### EXERCISE MATERIALS ###

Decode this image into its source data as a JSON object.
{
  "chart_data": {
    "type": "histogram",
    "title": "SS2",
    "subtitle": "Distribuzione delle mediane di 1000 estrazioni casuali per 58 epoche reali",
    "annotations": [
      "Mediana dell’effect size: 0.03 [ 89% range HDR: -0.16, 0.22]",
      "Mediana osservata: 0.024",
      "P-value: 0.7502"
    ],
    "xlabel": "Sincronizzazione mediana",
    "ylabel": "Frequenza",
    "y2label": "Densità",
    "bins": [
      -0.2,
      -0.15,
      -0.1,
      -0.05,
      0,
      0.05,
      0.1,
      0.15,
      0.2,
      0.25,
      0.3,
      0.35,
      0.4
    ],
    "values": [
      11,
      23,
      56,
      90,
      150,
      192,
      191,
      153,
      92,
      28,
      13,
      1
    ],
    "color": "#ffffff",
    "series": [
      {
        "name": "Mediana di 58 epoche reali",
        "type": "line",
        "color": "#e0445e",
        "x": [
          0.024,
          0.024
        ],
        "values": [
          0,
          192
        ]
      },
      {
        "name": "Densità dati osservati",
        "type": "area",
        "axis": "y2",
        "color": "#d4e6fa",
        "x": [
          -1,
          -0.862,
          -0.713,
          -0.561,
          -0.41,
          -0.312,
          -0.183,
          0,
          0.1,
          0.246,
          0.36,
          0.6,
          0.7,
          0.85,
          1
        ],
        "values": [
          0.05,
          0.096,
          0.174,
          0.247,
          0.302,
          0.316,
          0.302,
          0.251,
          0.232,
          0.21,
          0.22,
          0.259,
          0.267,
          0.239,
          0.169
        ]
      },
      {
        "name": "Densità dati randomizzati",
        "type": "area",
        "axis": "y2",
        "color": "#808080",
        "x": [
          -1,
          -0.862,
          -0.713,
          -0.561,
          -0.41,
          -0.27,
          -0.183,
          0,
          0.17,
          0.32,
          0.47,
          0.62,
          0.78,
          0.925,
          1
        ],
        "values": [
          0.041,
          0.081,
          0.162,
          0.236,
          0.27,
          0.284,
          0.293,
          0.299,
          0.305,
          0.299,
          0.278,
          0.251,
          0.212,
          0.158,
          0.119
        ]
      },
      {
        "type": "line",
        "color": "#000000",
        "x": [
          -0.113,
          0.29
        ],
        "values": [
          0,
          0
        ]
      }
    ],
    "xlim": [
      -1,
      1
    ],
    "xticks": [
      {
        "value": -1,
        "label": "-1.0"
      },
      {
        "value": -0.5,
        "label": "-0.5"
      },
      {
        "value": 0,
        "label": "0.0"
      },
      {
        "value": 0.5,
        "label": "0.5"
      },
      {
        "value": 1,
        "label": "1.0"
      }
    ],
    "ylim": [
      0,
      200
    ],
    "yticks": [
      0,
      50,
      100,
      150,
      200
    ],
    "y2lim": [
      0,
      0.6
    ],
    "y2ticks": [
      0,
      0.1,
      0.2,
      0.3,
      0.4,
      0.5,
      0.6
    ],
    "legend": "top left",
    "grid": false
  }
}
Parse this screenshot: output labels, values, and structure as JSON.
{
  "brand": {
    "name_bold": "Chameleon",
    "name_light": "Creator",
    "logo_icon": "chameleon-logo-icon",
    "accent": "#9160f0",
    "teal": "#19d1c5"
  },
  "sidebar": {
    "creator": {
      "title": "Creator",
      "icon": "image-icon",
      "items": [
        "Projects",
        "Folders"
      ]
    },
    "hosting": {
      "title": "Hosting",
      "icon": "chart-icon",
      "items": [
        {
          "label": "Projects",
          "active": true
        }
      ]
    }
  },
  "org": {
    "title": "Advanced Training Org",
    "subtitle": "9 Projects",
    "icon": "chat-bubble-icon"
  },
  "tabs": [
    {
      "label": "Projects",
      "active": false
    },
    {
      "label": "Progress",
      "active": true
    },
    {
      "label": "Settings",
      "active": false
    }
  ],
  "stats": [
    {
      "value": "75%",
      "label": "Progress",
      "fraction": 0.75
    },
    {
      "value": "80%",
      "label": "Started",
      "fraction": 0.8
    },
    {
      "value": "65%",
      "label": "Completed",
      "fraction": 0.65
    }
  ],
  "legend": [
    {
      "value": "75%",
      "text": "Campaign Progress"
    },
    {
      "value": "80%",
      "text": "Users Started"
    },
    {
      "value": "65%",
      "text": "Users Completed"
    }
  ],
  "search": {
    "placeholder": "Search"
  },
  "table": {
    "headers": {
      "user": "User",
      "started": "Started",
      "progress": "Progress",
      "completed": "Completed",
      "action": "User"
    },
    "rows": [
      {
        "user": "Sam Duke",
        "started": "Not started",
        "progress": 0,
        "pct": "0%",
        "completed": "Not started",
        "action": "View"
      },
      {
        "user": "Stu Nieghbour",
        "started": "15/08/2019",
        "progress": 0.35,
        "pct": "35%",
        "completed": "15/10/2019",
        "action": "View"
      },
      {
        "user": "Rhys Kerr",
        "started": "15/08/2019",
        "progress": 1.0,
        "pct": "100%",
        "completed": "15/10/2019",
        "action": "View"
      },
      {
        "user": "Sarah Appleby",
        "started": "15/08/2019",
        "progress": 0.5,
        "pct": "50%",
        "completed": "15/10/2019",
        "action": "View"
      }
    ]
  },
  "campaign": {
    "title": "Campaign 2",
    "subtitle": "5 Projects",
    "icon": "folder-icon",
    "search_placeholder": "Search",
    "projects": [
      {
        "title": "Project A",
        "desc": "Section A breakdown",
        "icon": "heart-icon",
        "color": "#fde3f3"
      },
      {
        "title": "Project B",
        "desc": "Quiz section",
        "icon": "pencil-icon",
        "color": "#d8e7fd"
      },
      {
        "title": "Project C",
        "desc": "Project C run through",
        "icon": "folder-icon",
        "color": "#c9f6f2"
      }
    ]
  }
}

###

**GOAL**
Determine how many lines of the records above contain the word "Densità", and report only that number.

**RESPONSE BELOW**
3